**Instruction**
Find every line below that contains the word "البيان" and copy it out.

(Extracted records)
• • • • • • •

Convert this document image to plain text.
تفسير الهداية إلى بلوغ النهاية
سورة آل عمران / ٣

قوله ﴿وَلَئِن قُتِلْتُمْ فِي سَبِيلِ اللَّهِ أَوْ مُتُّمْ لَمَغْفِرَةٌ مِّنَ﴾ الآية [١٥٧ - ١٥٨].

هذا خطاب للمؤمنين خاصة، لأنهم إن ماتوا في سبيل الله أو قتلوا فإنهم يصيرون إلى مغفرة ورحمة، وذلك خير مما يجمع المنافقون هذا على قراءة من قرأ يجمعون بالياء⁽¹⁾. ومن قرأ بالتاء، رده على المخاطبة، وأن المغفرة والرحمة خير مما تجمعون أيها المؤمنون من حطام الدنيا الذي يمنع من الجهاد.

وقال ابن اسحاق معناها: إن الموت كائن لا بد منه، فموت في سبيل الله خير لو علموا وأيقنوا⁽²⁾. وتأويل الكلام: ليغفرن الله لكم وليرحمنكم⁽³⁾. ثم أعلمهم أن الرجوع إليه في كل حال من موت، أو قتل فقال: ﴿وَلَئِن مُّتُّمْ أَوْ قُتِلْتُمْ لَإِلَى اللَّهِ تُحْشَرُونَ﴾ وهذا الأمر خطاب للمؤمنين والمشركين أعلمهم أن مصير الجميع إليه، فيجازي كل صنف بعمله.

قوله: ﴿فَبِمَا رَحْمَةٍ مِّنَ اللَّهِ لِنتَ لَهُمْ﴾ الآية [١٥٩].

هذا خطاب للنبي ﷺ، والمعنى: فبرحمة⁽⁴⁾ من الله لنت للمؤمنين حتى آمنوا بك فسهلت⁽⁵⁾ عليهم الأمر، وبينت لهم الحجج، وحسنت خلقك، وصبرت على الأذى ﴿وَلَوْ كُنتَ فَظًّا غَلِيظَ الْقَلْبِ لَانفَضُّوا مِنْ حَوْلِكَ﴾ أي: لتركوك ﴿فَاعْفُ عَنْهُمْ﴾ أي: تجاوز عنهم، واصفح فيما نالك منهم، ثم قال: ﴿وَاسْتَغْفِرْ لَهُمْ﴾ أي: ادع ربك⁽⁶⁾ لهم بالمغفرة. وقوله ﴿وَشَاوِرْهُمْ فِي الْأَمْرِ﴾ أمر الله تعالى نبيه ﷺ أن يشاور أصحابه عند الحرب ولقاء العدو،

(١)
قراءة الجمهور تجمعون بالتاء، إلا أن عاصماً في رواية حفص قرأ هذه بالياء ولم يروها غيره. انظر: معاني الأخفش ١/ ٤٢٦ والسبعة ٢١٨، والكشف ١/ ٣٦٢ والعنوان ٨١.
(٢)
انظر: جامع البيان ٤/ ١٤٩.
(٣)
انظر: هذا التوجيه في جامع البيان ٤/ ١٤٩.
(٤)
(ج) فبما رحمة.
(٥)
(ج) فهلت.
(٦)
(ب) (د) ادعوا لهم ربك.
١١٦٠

• • • • • • •

**Task answer**
انظر: جامع البيان ٤/ ١٤٩.
انظر: هذا التوجيه في جامع البيان ٤/ ١٤٩.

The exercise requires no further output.